Say how many lines include the word "content". Reply with nothing but the number.

* [RAW RECORDS]:
— start —

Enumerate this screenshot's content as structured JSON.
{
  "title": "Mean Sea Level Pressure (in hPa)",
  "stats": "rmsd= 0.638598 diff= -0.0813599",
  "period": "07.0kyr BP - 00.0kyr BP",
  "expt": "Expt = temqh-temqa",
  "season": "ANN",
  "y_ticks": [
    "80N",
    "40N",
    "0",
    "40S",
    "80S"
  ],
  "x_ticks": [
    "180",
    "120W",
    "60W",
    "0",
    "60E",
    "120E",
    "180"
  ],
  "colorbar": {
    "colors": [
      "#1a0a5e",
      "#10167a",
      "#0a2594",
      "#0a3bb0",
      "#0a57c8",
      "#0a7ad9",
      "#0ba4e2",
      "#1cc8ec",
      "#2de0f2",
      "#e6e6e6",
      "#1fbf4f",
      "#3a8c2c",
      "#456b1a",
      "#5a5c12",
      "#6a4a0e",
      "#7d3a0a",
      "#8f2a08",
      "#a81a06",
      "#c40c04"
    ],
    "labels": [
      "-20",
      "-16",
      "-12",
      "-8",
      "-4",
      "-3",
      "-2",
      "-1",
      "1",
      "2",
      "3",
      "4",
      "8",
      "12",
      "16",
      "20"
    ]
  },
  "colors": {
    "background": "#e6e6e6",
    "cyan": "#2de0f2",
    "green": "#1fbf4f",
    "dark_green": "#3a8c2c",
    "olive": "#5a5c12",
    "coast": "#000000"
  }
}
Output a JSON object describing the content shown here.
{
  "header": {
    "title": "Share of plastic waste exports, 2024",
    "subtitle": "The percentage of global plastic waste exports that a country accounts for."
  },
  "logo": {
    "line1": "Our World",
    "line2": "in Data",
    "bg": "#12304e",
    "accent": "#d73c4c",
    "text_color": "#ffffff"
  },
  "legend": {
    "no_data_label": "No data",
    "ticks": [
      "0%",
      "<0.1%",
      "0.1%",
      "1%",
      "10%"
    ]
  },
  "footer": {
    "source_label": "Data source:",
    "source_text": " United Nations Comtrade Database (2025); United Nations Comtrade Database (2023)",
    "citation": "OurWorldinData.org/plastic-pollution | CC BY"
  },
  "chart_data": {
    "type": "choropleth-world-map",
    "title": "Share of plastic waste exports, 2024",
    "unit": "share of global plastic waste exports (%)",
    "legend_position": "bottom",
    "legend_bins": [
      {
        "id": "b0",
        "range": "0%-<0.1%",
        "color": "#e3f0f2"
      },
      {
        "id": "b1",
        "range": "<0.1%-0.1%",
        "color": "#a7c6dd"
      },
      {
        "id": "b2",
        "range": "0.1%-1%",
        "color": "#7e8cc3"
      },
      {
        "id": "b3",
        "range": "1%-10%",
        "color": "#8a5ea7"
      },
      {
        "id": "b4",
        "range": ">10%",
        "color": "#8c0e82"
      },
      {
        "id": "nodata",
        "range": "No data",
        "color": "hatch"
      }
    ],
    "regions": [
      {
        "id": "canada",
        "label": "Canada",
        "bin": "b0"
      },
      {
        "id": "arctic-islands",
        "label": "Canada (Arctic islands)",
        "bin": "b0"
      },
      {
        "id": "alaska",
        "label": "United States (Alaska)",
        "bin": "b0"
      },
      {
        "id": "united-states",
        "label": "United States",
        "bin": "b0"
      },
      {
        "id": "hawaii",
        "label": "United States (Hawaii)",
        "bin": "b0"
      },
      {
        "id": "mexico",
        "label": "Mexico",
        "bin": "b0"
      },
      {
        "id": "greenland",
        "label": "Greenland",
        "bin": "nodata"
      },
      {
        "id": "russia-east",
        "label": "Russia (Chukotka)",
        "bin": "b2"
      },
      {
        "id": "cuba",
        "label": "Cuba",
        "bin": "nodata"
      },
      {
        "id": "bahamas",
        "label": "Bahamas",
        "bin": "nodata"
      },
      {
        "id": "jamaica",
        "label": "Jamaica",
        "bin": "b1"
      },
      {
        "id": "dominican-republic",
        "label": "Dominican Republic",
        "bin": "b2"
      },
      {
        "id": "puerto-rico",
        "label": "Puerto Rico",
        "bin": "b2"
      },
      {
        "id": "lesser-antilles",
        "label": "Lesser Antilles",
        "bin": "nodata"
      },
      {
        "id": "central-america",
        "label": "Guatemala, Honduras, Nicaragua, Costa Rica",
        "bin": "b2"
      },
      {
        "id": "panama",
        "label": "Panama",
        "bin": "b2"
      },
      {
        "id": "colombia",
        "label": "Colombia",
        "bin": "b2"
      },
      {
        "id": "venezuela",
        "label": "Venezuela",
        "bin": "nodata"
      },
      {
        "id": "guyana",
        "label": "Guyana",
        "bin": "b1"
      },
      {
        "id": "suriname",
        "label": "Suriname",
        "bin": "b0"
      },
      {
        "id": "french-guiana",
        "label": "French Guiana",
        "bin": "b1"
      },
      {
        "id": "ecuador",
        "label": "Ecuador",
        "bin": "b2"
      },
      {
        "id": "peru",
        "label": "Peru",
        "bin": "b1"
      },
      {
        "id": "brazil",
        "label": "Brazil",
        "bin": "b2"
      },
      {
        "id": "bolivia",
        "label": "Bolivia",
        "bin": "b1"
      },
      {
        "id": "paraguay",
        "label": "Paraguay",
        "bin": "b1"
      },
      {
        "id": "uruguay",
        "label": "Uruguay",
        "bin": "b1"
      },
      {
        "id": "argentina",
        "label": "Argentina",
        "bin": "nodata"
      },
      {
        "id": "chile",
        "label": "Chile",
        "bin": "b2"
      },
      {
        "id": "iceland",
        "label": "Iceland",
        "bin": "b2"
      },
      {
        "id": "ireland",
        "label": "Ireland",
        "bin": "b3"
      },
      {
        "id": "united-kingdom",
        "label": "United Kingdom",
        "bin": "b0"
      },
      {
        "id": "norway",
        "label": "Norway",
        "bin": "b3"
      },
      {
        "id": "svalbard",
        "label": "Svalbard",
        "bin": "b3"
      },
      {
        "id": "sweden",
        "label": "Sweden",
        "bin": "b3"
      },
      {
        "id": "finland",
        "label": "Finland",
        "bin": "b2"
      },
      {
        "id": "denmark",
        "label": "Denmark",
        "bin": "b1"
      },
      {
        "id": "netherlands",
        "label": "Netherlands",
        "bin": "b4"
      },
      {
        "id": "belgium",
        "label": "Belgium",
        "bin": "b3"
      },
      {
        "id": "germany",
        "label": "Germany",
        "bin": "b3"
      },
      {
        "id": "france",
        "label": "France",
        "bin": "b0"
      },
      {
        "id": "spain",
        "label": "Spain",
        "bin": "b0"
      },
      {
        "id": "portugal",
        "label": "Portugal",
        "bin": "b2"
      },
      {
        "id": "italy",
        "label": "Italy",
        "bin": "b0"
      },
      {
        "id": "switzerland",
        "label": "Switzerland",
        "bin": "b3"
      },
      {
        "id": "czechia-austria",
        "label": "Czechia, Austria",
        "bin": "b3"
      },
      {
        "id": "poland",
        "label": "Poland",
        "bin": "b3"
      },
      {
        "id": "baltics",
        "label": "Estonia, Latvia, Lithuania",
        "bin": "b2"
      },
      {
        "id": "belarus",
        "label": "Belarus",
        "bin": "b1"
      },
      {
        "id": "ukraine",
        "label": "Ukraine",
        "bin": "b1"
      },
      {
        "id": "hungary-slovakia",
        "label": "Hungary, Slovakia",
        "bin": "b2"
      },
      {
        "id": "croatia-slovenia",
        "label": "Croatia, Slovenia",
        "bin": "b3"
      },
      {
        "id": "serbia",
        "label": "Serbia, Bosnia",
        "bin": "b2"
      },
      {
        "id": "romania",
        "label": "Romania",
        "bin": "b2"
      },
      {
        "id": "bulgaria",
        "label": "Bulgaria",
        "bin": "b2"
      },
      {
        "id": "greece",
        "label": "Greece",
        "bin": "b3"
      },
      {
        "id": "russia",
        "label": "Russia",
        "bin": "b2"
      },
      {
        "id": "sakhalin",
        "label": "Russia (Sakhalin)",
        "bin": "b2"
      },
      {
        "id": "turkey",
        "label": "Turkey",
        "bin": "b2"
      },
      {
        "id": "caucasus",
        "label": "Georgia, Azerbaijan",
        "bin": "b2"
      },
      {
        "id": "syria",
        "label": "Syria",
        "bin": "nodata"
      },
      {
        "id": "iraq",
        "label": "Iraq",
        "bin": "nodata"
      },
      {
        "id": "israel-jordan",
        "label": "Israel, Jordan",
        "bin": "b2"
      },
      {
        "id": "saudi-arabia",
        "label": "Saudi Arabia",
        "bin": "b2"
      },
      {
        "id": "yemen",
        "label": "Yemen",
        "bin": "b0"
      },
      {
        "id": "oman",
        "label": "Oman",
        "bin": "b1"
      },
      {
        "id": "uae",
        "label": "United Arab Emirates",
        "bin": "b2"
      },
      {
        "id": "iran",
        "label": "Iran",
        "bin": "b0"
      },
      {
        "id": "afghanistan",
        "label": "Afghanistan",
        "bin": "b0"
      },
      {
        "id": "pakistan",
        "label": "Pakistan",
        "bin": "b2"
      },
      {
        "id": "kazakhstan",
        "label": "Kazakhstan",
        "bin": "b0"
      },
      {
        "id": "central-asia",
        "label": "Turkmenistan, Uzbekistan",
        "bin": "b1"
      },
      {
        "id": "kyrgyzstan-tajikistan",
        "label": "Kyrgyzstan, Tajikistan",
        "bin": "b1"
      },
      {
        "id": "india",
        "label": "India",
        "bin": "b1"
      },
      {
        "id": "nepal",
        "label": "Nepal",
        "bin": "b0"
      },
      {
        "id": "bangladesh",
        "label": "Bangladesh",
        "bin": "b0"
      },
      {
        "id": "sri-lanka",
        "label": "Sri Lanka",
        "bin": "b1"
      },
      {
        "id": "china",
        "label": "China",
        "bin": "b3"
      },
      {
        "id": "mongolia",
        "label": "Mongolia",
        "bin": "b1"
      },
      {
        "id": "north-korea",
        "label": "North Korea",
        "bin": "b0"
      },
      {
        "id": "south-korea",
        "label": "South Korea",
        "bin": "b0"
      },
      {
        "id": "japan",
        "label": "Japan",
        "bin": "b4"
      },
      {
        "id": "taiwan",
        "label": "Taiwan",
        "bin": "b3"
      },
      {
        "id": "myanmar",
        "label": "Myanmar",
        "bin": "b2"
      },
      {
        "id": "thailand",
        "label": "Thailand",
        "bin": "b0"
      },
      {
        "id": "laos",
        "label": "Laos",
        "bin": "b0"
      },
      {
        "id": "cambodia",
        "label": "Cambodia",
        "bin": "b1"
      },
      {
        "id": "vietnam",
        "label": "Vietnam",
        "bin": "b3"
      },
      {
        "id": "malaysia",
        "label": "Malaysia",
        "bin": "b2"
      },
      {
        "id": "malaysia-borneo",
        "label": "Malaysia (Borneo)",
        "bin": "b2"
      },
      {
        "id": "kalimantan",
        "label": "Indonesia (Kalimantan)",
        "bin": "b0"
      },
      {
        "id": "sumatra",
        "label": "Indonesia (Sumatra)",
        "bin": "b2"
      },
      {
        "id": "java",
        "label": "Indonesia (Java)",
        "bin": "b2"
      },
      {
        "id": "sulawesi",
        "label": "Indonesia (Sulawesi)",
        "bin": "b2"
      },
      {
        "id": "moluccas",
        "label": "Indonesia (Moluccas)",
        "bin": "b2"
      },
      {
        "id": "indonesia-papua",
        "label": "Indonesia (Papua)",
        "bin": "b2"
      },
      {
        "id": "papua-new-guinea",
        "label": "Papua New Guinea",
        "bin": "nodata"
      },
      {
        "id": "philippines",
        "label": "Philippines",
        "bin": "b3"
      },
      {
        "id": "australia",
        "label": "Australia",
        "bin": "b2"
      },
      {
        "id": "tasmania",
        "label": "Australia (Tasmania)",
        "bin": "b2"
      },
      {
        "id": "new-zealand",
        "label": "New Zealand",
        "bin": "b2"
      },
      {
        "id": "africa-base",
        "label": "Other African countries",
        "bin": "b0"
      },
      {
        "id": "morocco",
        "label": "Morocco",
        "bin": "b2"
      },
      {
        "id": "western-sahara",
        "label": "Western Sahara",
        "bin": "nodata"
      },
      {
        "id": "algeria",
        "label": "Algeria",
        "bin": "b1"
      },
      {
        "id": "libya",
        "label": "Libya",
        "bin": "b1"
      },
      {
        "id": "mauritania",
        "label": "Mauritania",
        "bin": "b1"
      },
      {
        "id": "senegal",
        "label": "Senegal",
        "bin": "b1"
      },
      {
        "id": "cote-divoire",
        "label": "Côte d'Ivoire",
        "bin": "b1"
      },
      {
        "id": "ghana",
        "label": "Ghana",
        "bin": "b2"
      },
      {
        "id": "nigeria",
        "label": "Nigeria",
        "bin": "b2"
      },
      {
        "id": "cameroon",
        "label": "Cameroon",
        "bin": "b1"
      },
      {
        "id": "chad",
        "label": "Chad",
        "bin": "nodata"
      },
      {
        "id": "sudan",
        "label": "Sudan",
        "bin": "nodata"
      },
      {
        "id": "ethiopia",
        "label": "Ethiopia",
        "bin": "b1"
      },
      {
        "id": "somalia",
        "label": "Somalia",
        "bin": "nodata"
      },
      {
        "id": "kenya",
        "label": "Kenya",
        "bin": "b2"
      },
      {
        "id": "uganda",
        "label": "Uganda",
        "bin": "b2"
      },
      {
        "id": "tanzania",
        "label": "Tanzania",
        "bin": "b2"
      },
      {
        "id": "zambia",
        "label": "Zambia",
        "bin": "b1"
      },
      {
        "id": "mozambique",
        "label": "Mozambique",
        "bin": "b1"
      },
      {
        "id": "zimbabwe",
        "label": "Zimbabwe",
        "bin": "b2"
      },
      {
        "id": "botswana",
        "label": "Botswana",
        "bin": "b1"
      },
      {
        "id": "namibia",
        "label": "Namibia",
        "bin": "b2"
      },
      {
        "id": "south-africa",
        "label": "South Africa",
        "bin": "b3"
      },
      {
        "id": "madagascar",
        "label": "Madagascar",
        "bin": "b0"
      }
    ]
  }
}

— end —

* [RESPONSE TO THE EXERCISE]:
2